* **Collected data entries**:

-------------------------

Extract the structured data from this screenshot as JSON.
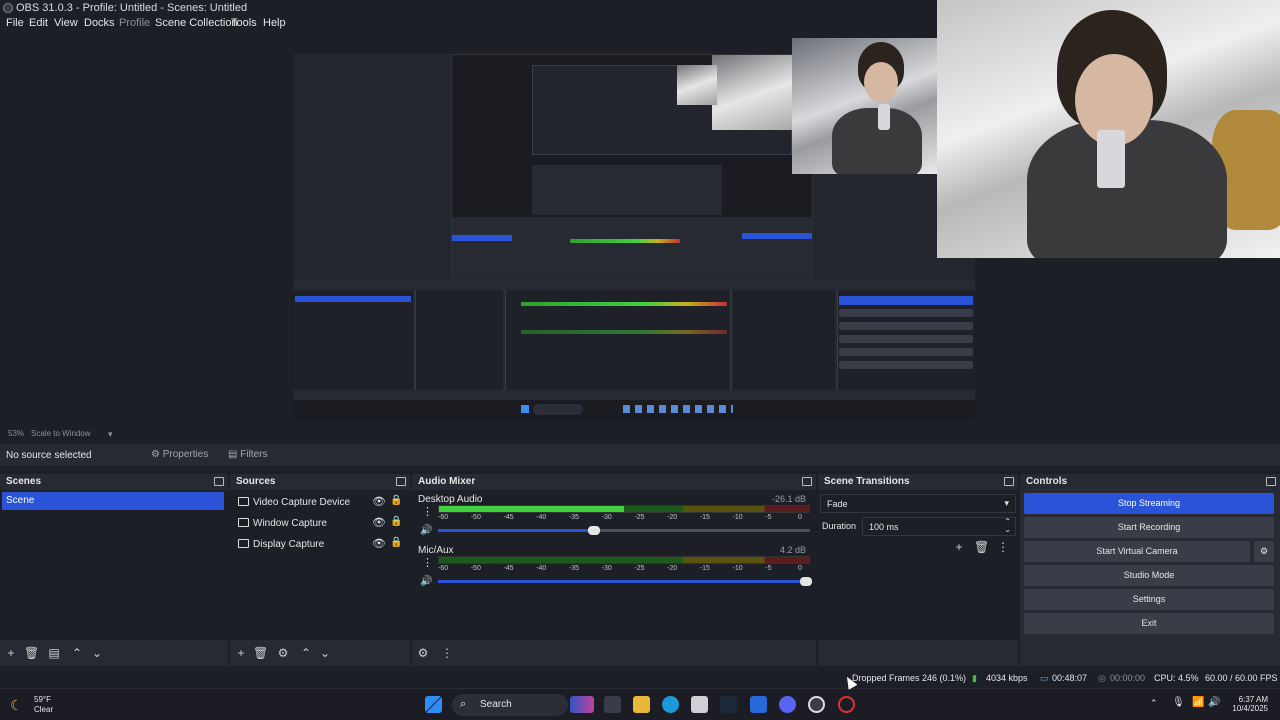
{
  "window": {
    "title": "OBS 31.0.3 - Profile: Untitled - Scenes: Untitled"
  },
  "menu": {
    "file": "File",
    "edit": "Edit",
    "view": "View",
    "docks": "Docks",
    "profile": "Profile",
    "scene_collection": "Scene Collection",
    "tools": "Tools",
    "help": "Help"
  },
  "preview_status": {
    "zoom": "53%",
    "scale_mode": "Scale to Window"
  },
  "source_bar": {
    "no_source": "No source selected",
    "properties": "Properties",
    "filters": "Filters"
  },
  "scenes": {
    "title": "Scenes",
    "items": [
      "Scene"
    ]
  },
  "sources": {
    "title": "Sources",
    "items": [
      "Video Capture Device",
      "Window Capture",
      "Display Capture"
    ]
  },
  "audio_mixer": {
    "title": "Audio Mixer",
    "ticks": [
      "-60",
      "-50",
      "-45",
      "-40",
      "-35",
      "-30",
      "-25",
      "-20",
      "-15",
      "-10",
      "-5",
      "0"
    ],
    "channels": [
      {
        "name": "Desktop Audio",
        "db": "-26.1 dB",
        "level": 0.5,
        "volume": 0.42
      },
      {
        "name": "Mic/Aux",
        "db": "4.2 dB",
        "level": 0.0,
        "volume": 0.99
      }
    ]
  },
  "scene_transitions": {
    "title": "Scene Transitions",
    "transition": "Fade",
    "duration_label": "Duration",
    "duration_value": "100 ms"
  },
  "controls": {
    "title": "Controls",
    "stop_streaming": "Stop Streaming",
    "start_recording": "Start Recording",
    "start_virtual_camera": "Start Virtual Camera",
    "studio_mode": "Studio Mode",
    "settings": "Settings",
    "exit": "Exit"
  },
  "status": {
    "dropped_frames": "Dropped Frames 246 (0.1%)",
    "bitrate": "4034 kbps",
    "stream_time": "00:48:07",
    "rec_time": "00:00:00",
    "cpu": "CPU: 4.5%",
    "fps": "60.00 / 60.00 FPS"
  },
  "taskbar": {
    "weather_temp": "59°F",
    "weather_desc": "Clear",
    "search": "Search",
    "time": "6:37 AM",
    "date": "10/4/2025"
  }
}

-------------------------

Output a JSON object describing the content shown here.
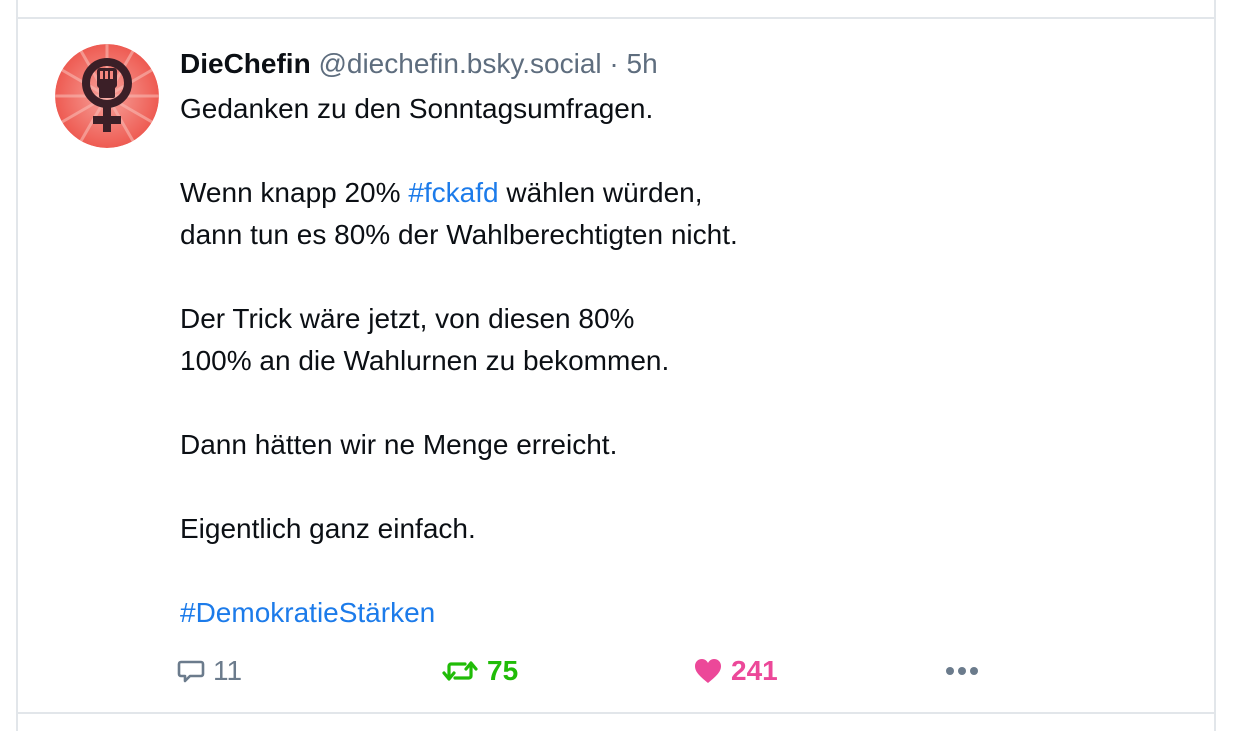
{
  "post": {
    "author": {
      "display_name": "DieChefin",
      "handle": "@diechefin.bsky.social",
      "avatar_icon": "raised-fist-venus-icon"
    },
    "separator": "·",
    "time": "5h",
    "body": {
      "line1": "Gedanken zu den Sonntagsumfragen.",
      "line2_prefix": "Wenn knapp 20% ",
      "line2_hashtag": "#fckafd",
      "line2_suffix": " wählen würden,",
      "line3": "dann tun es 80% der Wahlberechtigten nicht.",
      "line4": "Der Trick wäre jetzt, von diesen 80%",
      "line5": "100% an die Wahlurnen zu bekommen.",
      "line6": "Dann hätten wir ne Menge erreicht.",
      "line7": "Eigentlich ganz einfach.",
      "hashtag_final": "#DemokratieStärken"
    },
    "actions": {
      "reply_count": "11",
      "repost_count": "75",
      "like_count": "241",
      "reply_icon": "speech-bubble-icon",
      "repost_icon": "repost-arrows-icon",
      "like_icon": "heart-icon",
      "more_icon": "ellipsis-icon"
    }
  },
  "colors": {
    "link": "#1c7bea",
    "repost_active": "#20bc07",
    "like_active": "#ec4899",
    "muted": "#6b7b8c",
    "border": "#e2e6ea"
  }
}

-------------------------

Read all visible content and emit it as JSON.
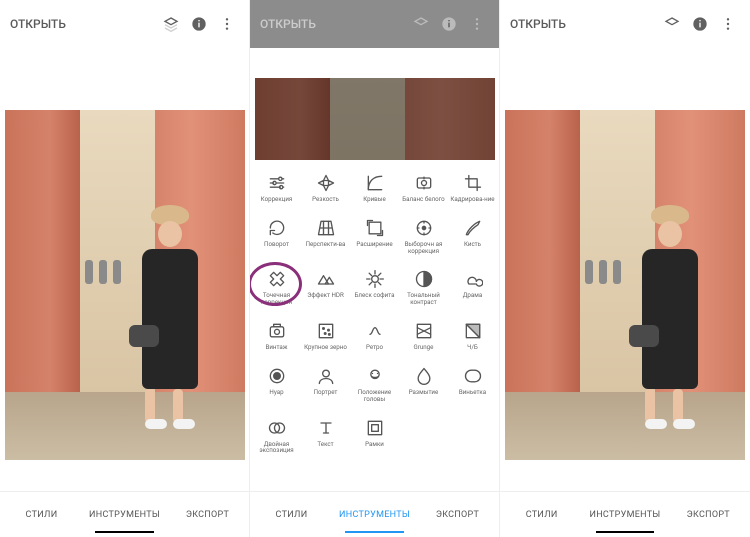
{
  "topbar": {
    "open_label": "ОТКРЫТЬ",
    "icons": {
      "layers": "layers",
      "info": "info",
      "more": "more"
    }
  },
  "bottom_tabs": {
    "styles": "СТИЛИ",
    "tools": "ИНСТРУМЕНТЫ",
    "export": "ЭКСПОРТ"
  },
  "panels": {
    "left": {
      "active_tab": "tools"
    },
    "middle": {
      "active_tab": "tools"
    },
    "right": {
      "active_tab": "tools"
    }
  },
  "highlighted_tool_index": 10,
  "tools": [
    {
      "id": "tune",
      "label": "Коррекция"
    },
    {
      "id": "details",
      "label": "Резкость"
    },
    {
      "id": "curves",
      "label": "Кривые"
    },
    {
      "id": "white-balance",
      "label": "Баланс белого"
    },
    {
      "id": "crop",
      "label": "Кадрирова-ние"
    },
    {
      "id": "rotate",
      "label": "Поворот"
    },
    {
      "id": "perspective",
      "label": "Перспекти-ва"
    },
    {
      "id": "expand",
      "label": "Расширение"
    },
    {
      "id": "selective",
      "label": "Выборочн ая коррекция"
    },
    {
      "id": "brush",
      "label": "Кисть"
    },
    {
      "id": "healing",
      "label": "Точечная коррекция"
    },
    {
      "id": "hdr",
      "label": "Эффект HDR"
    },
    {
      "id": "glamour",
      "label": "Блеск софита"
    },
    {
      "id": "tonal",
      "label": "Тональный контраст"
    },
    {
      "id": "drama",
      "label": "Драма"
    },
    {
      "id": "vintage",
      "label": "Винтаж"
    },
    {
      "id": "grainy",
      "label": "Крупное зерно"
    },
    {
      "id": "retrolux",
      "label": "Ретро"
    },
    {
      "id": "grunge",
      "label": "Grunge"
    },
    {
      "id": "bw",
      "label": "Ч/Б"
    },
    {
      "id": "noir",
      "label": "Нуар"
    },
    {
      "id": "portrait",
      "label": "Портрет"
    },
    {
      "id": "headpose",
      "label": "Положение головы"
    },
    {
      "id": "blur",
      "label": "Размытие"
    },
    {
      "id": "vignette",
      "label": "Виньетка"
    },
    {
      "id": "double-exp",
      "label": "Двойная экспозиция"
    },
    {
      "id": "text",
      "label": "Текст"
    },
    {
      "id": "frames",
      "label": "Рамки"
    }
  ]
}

-------------------------

* **DIRECTIONS FOR THIS TASK**: Within the entries above, report how many lines include "title", and keep the answer to the number.

* **COMPLETE OUTPUT**: 6